YOUR OBJECTIVE – Return the material word for word. Do not include the pictures.

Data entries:
>> BEGIN
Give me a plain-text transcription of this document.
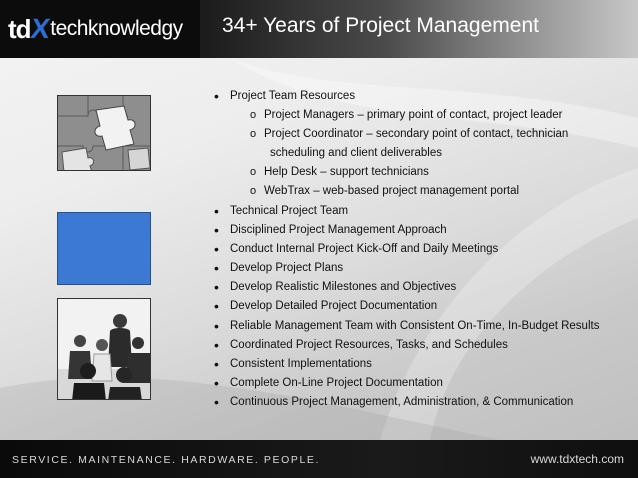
td
X
techknowledgy 34+ Years of Project Management
• Project Team Resources
o Project Managers – primary point of contact, project leader
o Project Coordinator – secondary point of contact, technician
scheduling and client deliverables
o Help Desk – support technicians
o WebTrax – web-based project management portal
• Technical Project Team
• Disciplined Project Management Approach
• Conduct Internal Project Kick-Off and Daily Meetings
• Develop Project Plans
• Develop Realistic Milestones and Objectives
• Develop Detailed Project Documentation
• Reliable Management Team with Consistent On-Time, In-Budget Results
• Coordinated Project Resources, Tasks, and Schedules
• Consistent Implementations
• Complete On-Line Project Documentation
• Continuous Project Management, Administration, & Communication
SERVICE. MAINTENANCE. HARDWARE. PEOPLE.	www.tdxtech.com
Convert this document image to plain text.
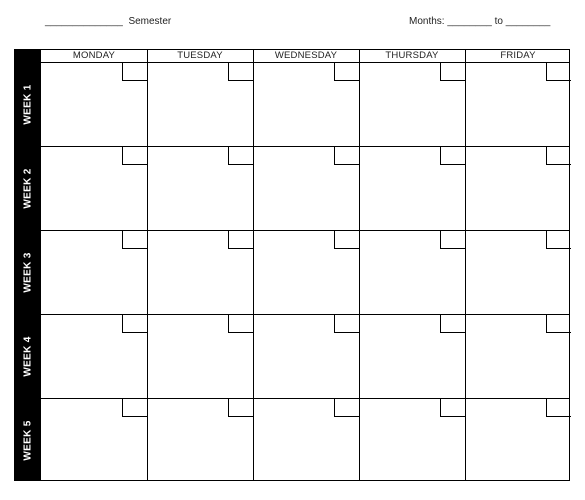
______________ Semester	Months: ________ to ________
MONDAY	TUESDAY	WEDNESDAY	THURSDAY	FRIDAY
WEEK 1
WEEK 2
WEEK 3
WEEK 4
WEEK 5
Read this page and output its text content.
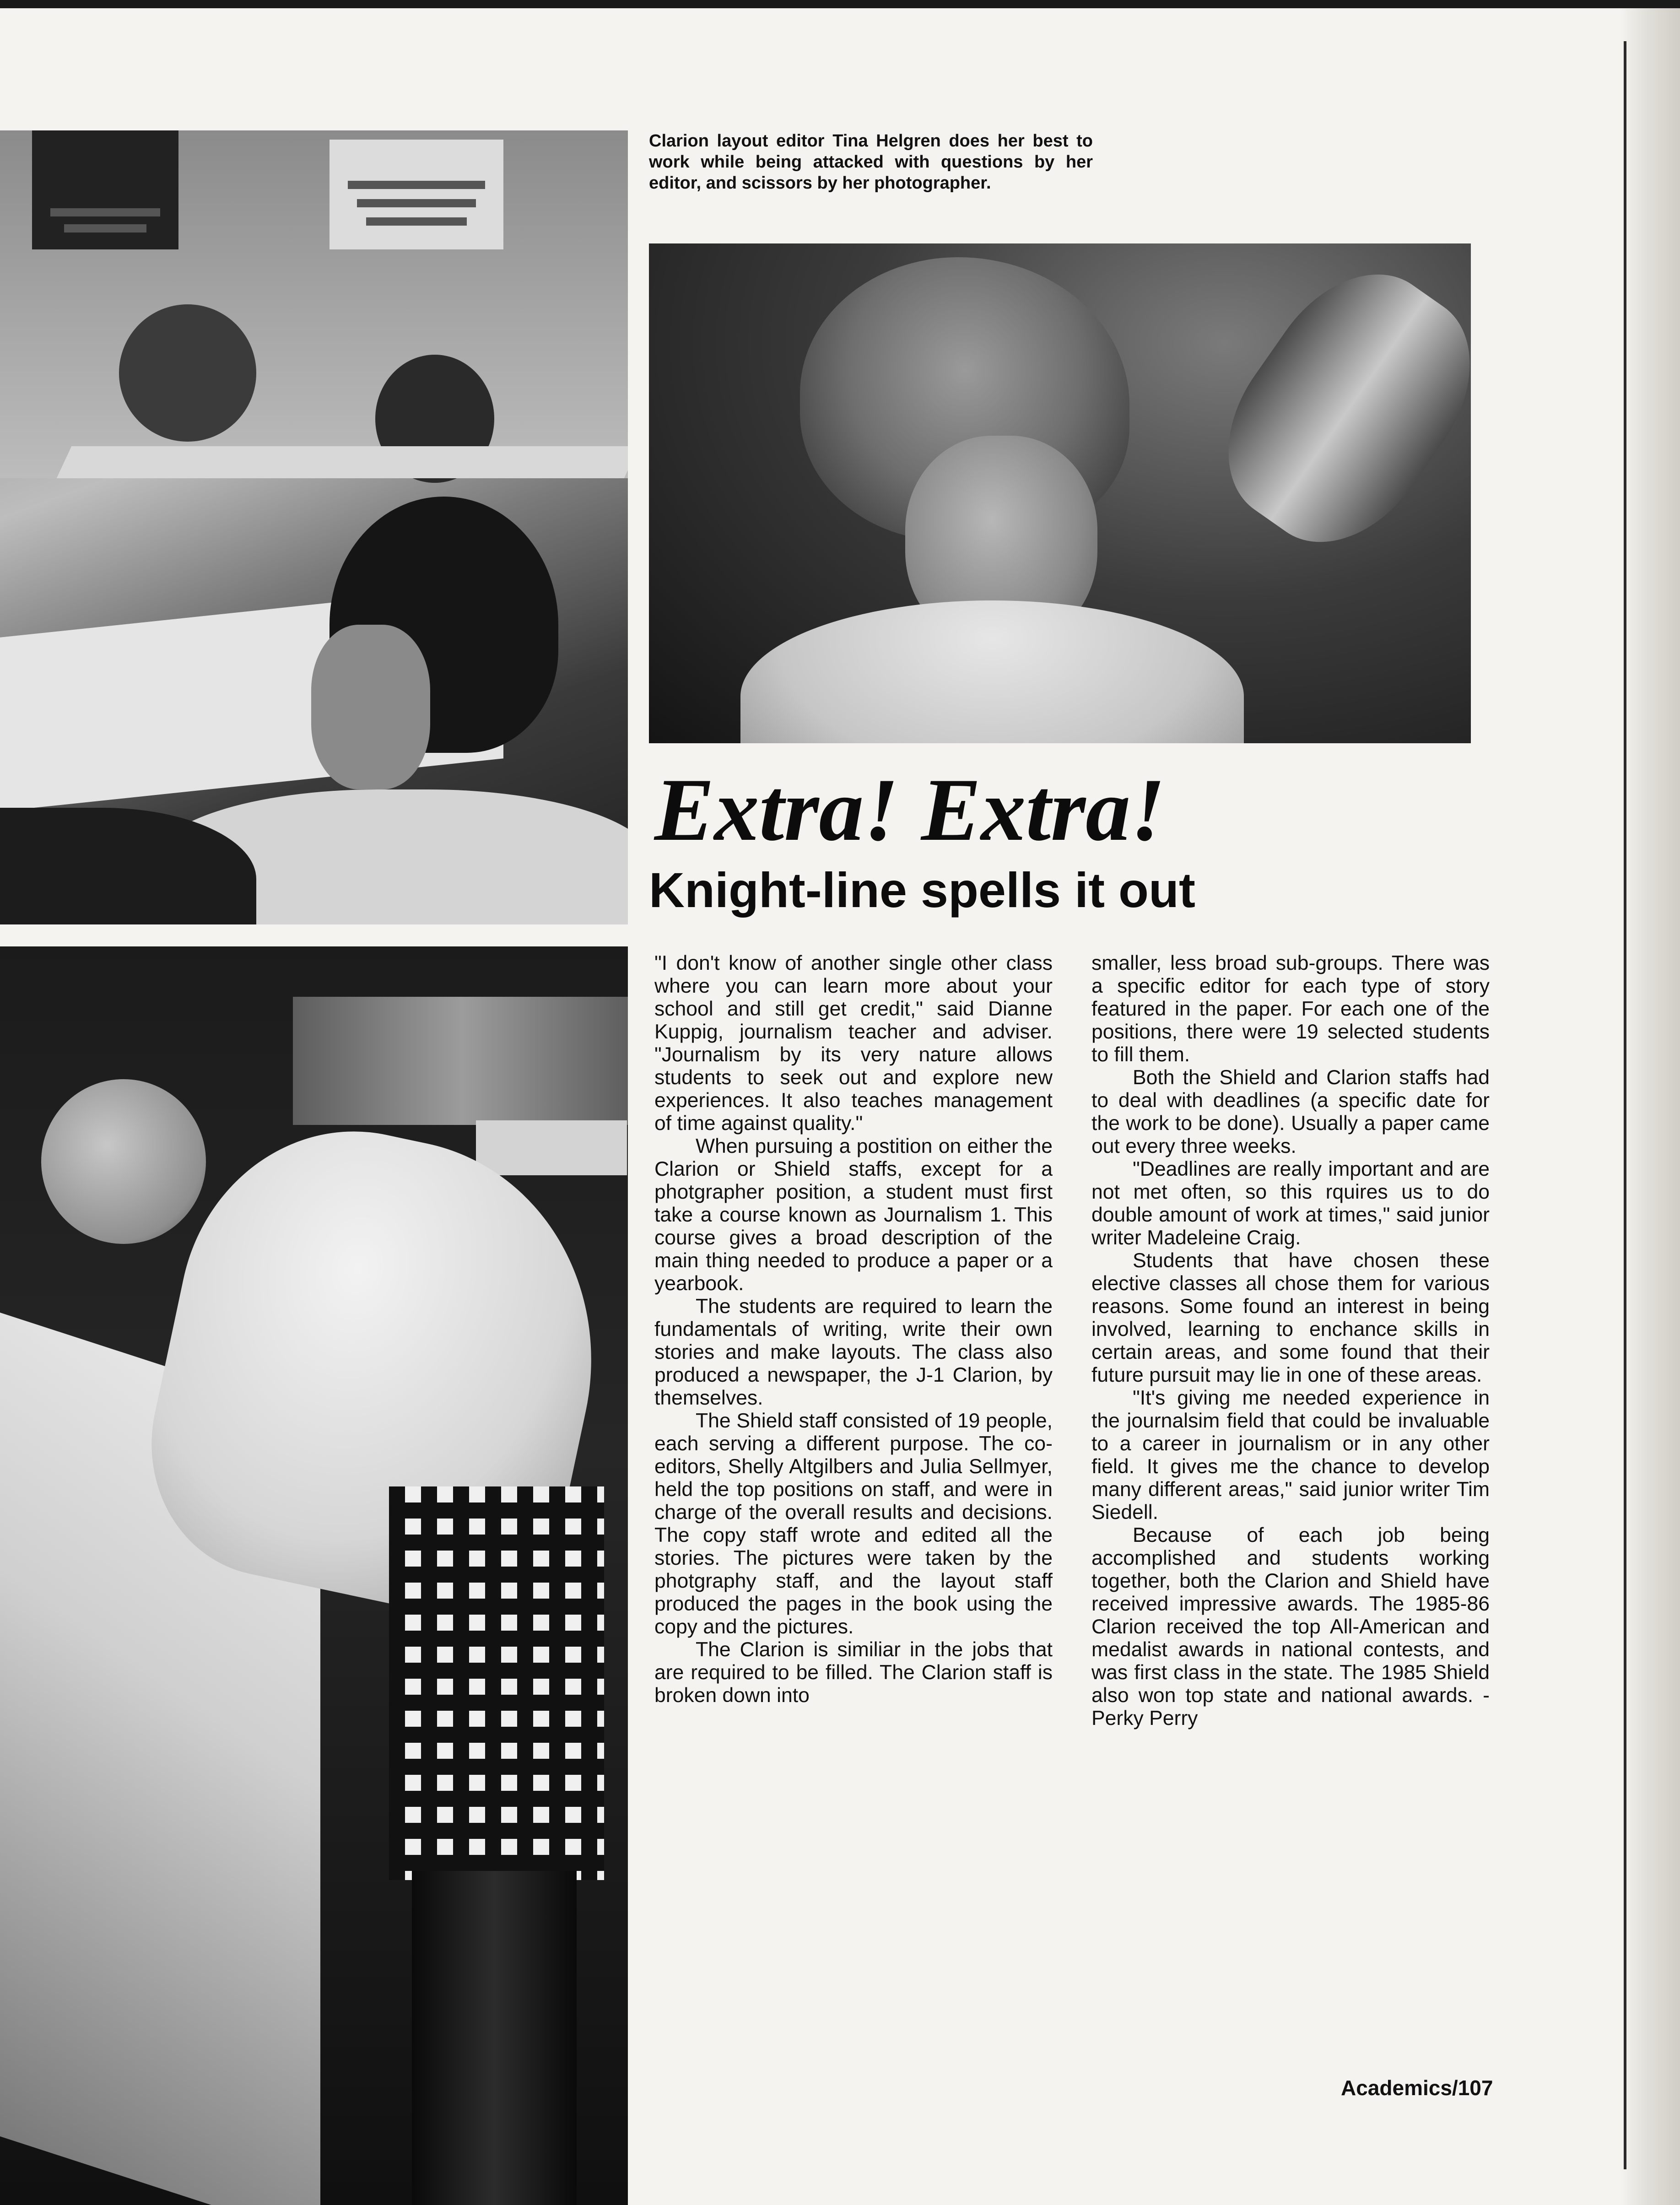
Clarion layout editor Tina Helgren does her best to work while being attacked with questions by her editor, and scissors by her photographer.

Extra! Extra!
Knight-line spells it out

"I don't know of another single other class where you can learn more about your school and still get credit," said Dianne Kuppig, journalism teacher and adviser. "Journalism by its very nature allows students to seek out and explore new experiences. It also teaches management of time against quality."

When pursuing a postition on either the Clarion or Shield staffs, except for a photgrapher position, a student must first take a course known as Journalism 1. This course gives a broad description of the main thing needed to produce a paper or a yearbook.

The students are required to learn the fundamentals of writing, write their own stories and make layouts. The class also produced a newspaper, the J-1 Clarion, by themselves.

The Shield staff consisted of 19 people, each serving a different purpose. The co-editors, Shelly Altgilbers and Julia Sellmyer, held the top positions on staff, and were in charge of the overall results and decisions. The copy staff wrote and edited all the stories. The pictures were taken by the photgraphy staff, and the layout staff produced the pages in the book using the copy and the pictures.

The Clarion is similiar in the jobs that are required to be filled. The Clarion staff is broken down into

smaller, less broad sub-groups. There was a specific editor for each type of story featured in the paper. For each one of the positions, there were 19 selected students to fill them.

Both the Shield and Clarion staffs had to deal with deadlines (a specific date for the work to be done). Usually a paper came out every three weeks.

"Deadlines are really important and are not met often, so this rquires us to do double amount of work at times," said junior writer Madeleine Craig.

Students that have chosen these elective classes all chose them for various reasons. Some found an interest in being involved, learning to enchance skills in certain areas, and some found that their future pursuit may lie in one of these areas.

"It's giving me needed experience in the journalsim field that could be invaluable to a career in journalism or in any other field. It gives me the chance to develop many different areas," said junior writer Tim Siedell.

Because of each job being accomplished and students working together, both the Clarion and Shield have received impressive awards. The 1985-86 Clarion received the top All-American and medalist awards in national contests, and was first class in the state. The 1985 Shield also won top state and national awards. -Perky Perry

Academics/107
>> END
ANSWER FOR THIS EXERCISE –
Give me a plain-text transcription of this document.
td
X
techknowledgy 34+ Years of Project Management
• Project Team Resources
o Project Managers – primary point of contact, project leader
o Project Coordinator – secondary point of contact, technician
scheduling and client deliverables
o Help Desk – support technicians
o WebTrax – web-based project management portal
• Technical Project Team
• Disciplined Project Management Approach
• Conduct Internal Project Kick-Off and Daily Meetings
• Develop Project Plans
• Develop Realistic Milestones and Objectives
• Develop Detailed Project Documentation
• Reliable Management Team with Consistent On-Time, In-Budget Results
• Coordinated Project Resources, Tasks, and Schedules
• Consistent Implementations
• Complete On-Line Project Documentation
• Continuous Project Management, Administration, & Communication
SERVICE. MAINTENANCE. HARDWARE. PEOPLE.	www.tdxtech.com
Convert this document image to plain text.
______________ Semester	Months: ________ to ________
MONDAY	TUESDAY	WEDNESDAY	THURSDAY	FRIDAY
WEEK 1
WEEK 2
WEEK 3
WEEK 4
WEEK 5
Read this page and output its text content.
Clarion layout editor Tina Helgren does her best to work while being attacked with questions by her editor, and scissors by her photographer.

Extra! Extra!
Knight-line spells it out

"I don't know of another single other class where you can learn more about your school and still get credit," said Dianne Kuppig, journalism teacher and adviser. "Journalism by its very nature allows students to seek out and explore new experiences. It also teaches management of time against quality."

When pursuing a postition on either the Clarion or Shield staffs, except for a photgrapher position, a student must first take a course known as Journalism 1. This course gives a broad description of the main thing needed to produce a paper or a yearbook.

The students are required to learn the fundamentals of writing, write their own stories and make layouts. The class also produced a newspaper, the J-1 Clarion, by themselves.

The Shield staff consisted of 19 people, each serving a different purpose. The co-editors, Shelly Altgilbers and Julia Sellmyer, held the top positions on staff, and were in charge of the overall results and decisions. The copy staff wrote and edited all the stories. The pictures were taken by the photgraphy staff, and the layout staff produced the pages in the book using the copy and the pictures.

The Clarion is similiar in the jobs that are required to be filled. The Clarion staff is broken down into

smaller, less broad sub-groups. There was a specific editor for each type of story featured in the paper. For each one of the positions, there were 19 selected students to fill them.

Both the Shield and Clarion staffs had to deal with deadlines (a specific date for the work to be done). Usually a paper came out every three weeks.

"Deadlines are really important and are not met often, so this rquires us to do double amount of work at times," said junior writer Madeleine Craig.

Students that have chosen these elective classes all chose them for various reasons. Some found an interest in being involved, learning to enchance skills in certain areas, and some found that their future pursuit may lie in one of these areas.

"It's giving me needed experience in the journalsim field that could be invaluable to a career in journalism or in any other field. It gives me the chance to develop many different areas," said junior writer Tim Siedell.

Because of each job being accomplished and students working together, both the Clarion and Shield have received impressive awards. The 1985-86 Clarion received the top All-American and medalist awards in national contests, and was first class in the state. The 1985 Shield also won top state and national awards. -Perky Perry

Academics/107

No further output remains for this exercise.